■ **Exercise goal**
Output the full listing below exactly as it reads, and skip anything that is a picture.

** begin Recorded data **

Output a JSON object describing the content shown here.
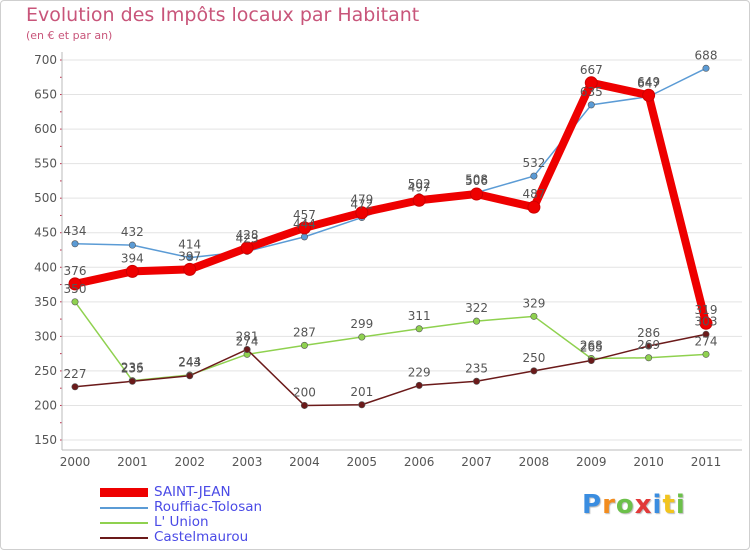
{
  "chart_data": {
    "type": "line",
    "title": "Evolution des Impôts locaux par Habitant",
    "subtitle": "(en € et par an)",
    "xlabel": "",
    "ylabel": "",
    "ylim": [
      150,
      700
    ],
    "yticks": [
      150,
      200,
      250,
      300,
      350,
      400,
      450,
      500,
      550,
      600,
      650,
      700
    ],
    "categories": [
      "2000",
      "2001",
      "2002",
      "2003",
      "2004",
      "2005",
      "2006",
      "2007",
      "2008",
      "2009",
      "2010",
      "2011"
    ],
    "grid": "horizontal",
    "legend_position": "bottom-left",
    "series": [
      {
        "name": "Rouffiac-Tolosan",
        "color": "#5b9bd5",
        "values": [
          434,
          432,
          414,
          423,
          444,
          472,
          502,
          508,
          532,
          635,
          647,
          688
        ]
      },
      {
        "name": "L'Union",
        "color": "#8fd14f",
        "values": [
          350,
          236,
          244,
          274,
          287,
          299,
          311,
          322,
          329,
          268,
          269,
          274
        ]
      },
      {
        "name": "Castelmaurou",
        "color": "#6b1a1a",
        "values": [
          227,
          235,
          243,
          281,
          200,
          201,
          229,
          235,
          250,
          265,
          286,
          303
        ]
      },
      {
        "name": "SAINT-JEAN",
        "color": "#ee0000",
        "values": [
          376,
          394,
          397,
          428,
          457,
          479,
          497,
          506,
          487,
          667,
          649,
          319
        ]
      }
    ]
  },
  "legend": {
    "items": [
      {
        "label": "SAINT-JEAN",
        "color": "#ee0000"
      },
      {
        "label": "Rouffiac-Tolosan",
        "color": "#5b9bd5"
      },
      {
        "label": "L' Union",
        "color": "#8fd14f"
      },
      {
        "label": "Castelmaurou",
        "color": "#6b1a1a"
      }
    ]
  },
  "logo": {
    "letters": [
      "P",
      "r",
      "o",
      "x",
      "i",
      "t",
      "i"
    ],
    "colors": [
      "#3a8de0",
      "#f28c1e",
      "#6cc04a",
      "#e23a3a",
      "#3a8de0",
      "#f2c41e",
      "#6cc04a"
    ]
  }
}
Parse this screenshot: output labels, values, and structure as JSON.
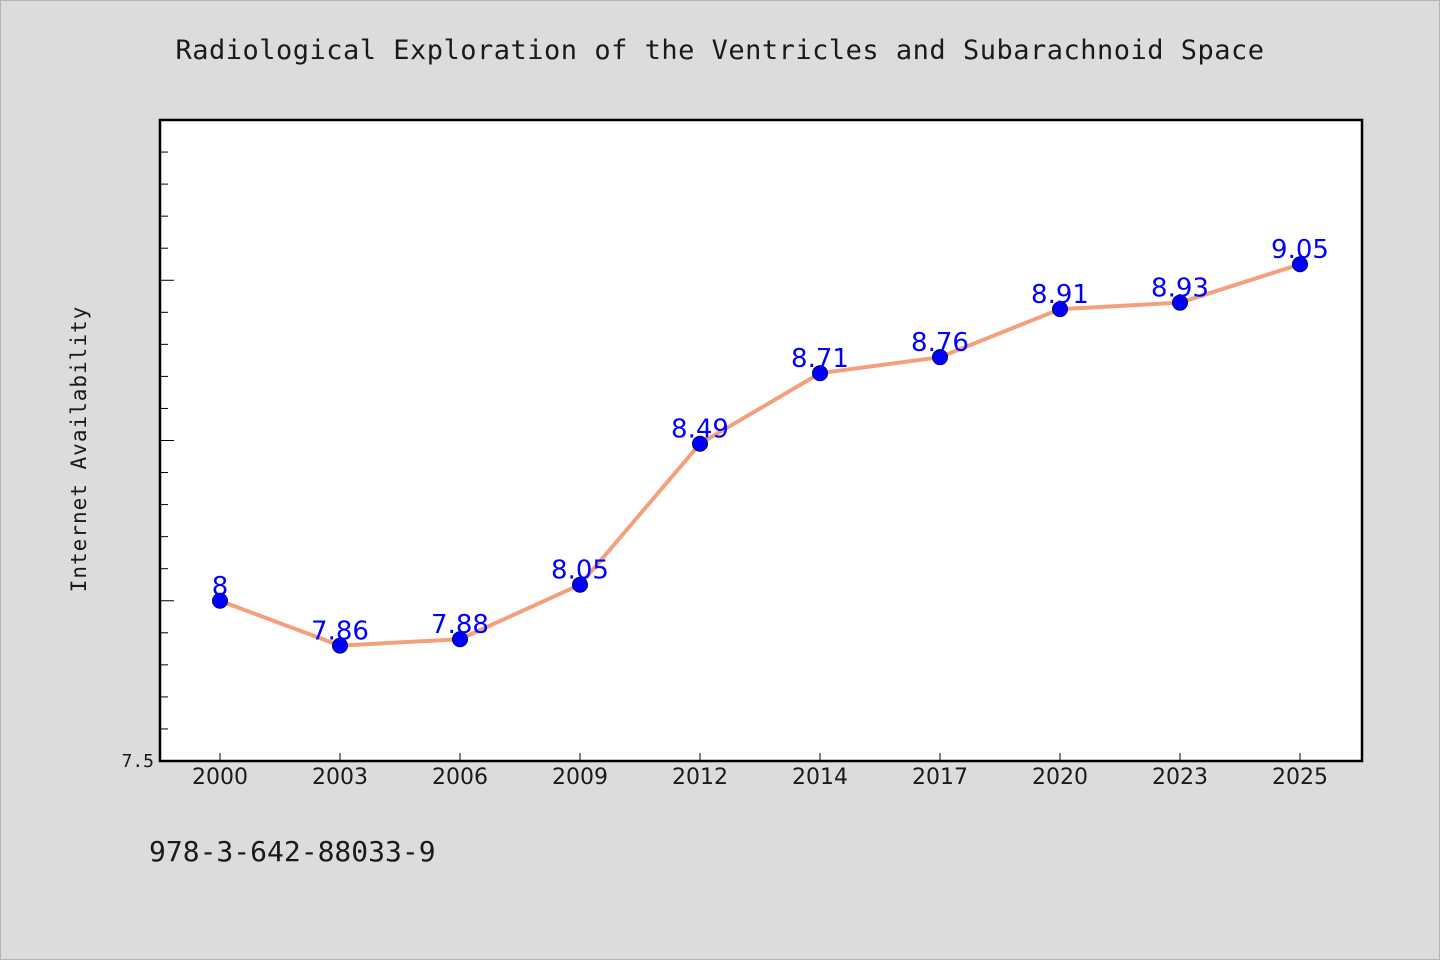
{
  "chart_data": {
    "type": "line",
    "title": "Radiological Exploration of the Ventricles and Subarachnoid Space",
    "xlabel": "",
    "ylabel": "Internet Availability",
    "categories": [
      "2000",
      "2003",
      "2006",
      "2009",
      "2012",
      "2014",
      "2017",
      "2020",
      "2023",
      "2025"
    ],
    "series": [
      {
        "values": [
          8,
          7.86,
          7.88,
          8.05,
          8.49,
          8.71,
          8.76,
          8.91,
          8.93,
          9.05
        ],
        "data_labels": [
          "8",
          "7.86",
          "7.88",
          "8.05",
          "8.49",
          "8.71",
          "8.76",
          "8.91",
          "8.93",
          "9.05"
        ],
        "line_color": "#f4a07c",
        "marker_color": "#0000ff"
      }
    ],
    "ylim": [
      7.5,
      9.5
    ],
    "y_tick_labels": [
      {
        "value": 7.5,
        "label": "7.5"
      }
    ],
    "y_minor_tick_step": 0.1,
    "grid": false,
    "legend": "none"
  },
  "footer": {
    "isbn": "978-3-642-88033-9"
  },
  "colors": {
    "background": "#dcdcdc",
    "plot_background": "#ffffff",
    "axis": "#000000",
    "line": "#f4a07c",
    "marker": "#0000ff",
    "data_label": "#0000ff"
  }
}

** end Recorded data **

■ **Reply to the exercise**
Output a JSON object describing the content shown here.
{
  "chart_data": {
    "type": "line",
    "title": "Evolution des Impôts locaux par Habitant",
    "subtitle": "(en € et par an)",
    "xlabel": "",
    "ylabel": "",
    "ylim": [
      150,
      700
    ],
    "yticks": [
      150,
      200,
      250,
      300,
      350,
      400,
      450,
      500,
      550,
      600,
      650,
      700
    ],
    "categories": [
      "2000",
      "2001",
      "2002",
      "2003",
      "2004",
      "2005",
      "2006",
      "2007",
      "2008",
      "2009",
      "2010",
      "2011"
    ],
    "grid": "horizontal",
    "legend_position": "bottom-left",
    "series": [
      {
        "name": "Rouffiac-Tolosan",
        "color": "#5b9bd5",
        "values": [
          434,
          432,
          414,
          423,
          444,
          472,
          502,
          508,
          532,
          635,
          647,
          688
        ]
      },
      {
        "name": "L'Union",
        "color": "#8fd14f",
        "values": [
          350,
          236,
          244,
          274,
          287,
          299,
          311,
          322,
          329,
          268,
          269,
          274
        ]
      },
      {
        "name": "Castelmaurou",
        "color": "#6b1a1a",
        "values": [
          227,
          235,
          243,
          281,
          200,
          201,
          229,
          235,
          250,
          265,
          286,
          303
        ]
      },
      {
        "name": "SAINT-JEAN",
        "color": "#ee0000",
        "values": [
          376,
          394,
          397,
          428,
          457,
          479,
          497,
          506,
          487,
          667,
          649,
          319
        ]
      }
    ]
  },
  "legend": {
    "items": [
      {
        "label": "SAINT-JEAN",
        "color": "#ee0000"
      },
      {
        "label": "Rouffiac-Tolosan",
        "color": "#5b9bd5"
      },
      {
        "label": "L' Union",
        "color": "#8fd14f"
      },
      {
        "label": "Castelmaurou",
        "color": "#6b1a1a"
      }
    ]
  },
  "logo": {
    "letters": [
      "P",
      "r",
      "o",
      "x",
      "i",
      "t",
      "i"
    ],
    "colors": [
      "#3a8de0",
      "#f28c1e",
      "#6cc04a",
      "#e23a3a",
      "#3a8de0",
      "#f2c41e",
      "#6cc04a"
    ]
  }
}
Parse this screenshot: output labels, values, and structure as JSON.
{
  "chart_data": {
    "type": "line",
    "title": "Radiological Exploration of the Ventricles and Subarachnoid Space",
    "xlabel": "",
    "ylabel": "Internet Availability",
    "categories": [
      "2000",
      "2003",
      "2006",
      "2009",
      "2012",
      "2014",
      "2017",
      "2020",
      "2023",
      "2025"
    ],
    "series": [
      {
        "values": [
          8,
          7.86,
          7.88,
          8.05,
          8.49,
          8.71,
          8.76,
          8.91,
          8.93,
          9.05
        ],
        "data_labels": [
          "8",
          "7.86",
          "7.88",
          "8.05",
          "8.49",
          "8.71",
          "8.76",
          "8.91",
          "8.93",
          "9.05"
        ],
        "line_color": "#f4a07c",
        "marker_color": "#0000ff"
      }
    ],
    "ylim": [
      7.5,
      9.5
    ],
    "y_tick_labels": [
      {
        "value": 7.5,
        "label": "7.5"
      }
    ],
    "y_minor_tick_step": 0.1,
    "grid": false,
    "legend": "none"
  },
  "footer": {
    "isbn": "978-3-642-88033-9"
  },
  "colors": {
    "background": "#dcdcdc",
    "plot_background": "#ffffff",
    "axis": "#000000",
    "line": "#f4a07c",
    "marker": "#0000ff",
    "data_label": "#0000ff"
  }
}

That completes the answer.